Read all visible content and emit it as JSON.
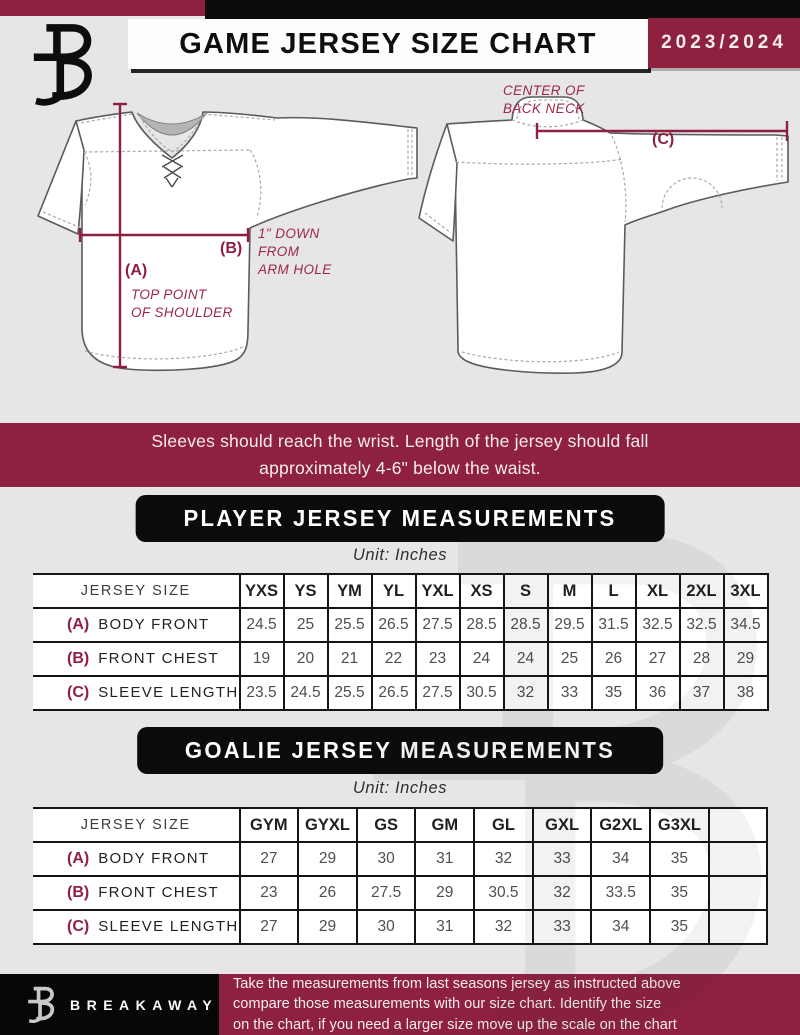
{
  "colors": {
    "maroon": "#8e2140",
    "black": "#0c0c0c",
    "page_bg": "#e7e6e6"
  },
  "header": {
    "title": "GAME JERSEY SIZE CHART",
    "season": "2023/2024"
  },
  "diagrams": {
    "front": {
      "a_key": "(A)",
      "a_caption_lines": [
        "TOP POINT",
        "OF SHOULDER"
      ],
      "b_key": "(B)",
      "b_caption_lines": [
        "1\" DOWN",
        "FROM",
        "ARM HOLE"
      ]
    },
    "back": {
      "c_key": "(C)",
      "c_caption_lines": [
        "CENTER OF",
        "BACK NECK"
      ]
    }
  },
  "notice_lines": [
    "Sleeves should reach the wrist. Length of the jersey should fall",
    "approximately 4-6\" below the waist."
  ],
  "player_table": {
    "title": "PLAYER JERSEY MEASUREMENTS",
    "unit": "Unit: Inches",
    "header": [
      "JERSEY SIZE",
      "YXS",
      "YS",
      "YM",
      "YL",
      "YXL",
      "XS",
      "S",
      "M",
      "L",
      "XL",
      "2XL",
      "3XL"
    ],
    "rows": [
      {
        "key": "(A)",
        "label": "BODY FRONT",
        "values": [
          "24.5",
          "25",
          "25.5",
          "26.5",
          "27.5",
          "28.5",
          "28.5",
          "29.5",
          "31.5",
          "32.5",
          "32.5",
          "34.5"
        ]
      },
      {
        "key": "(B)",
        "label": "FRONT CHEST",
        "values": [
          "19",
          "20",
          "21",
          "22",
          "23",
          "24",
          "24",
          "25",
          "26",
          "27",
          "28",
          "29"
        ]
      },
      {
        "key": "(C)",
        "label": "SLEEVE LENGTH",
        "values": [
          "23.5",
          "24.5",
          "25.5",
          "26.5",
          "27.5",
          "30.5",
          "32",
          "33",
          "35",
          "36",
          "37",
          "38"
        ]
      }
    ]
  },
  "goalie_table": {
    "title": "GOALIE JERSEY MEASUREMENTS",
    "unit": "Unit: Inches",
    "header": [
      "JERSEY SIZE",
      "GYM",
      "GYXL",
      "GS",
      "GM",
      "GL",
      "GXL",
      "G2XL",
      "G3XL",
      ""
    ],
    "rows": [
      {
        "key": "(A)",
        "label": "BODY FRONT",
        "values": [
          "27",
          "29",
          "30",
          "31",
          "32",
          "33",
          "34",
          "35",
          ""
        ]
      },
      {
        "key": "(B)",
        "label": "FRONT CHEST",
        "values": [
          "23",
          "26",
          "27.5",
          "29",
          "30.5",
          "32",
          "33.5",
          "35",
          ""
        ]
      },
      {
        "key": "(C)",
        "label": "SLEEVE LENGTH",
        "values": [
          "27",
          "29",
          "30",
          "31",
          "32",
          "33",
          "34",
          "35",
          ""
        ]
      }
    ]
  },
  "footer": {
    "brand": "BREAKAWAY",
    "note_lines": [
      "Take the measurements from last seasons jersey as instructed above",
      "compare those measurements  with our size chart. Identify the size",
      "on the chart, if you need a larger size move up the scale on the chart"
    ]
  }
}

#####

CHALLENGE
Above are the records; reproduce them exactly and leave out the pictures.

RESPONSE TO THIS TASK
Read all visible content and emit it as JSON.
{
  "colors": {
    "maroon": "#8e2140",
    "black": "#0c0c0c",
    "page_bg": "#e7e6e6"
  },
  "header": {
    "title": "GAME JERSEY SIZE CHART",
    "season": "2023/2024"
  },
  "diagrams": {
    "front": {
      "a_key": "(A)",
      "a_caption_lines": [
        "TOP POINT",
        "OF SHOULDER"
      ],
      "b_key": "(B)",
      "b_caption_lines": [
        "1\" DOWN",
        "FROM",
        "ARM HOLE"
      ]
    },
    "back": {
      "c_key": "(C)",
      "c_caption_lines": [
        "CENTER OF",
        "BACK NECK"
      ]
    }
  },
  "notice_lines": [
    "Sleeves should reach the wrist. Length of the jersey should fall",
    "approximately 4-6\" below the waist."
  ],
  "player_table": {
    "title": "PLAYER JERSEY MEASUREMENTS",
    "unit": "Unit: Inches",
    "header": [
      "JERSEY SIZE",
      "YXS",
      "YS",
      "YM",
      "YL",
      "YXL",
      "XS",
      "S",
      "M",
      "L",
      "XL",
      "2XL",
      "3XL"
    ],
    "rows": [
      {
        "key": "(A)",
        "label": "BODY FRONT",
        "values": [
          "24.5",
          "25",
          "25.5",
          "26.5",
          "27.5",
          "28.5",
          "28.5",
          "29.5",
          "31.5",
          "32.5",
          "32.5",
          "34.5"
        ]
      },
      {
        "key": "(B)",
        "label": "FRONT CHEST",
        "values": [
          "19",
          "20",
          "21",
          "22",
          "23",
          "24",
          "24",
          "25",
          "26",
          "27",
          "28",
          "29"
        ]
      },
      {
        "key": "(C)",
        "label": "SLEEVE LENGTH",
        "values": [
          "23.5",
          "24.5",
          "25.5",
          "26.5",
          "27.5",
          "30.5",
          "32",
          "33",
          "35",
          "36",
          "37",
          "38"
        ]
      }
    ]
  },
  "goalie_table": {
    "title": "GOALIE JERSEY MEASUREMENTS",
    "unit": "Unit: Inches",
    "header": [
      "JERSEY SIZE",
      "GYM",
      "GYXL",
      "GS",
      "GM",
      "GL",
      "GXL",
      "G2XL",
      "G3XL",
      ""
    ],
    "rows": [
      {
        "key": "(A)",
        "label": "BODY FRONT",
        "values": [
          "27",
          "29",
          "30",
          "31",
          "32",
          "33",
          "34",
          "35",
          ""
        ]
      },
      {
        "key": "(B)",
        "label": "FRONT CHEST",
        "values": [
          "23",
          "26",
          "27.5",
          "29",
          "30.5",
          "32",
          "33.5",
          "35",
          ""
        ]
      },
      {
        "key": "(C)",
        "label": "SLEEVE LENGTH",
        "values": [
          "27",
          "29",
          "30",
          "31",
          "32",
          "33",
          "34",
          "35",
          ""
        ]
      }
    ]
  },
  "footer": {
    "brand": "BREAKAWAY",
    "note_lines": [
      "Take the measurements from last seasons jersey as instructed above",
      "compare those measurements  with our size chart. Identify the size",
      "on the chart, if you need a larger size move up the scale on the chart"
    ]
  }
}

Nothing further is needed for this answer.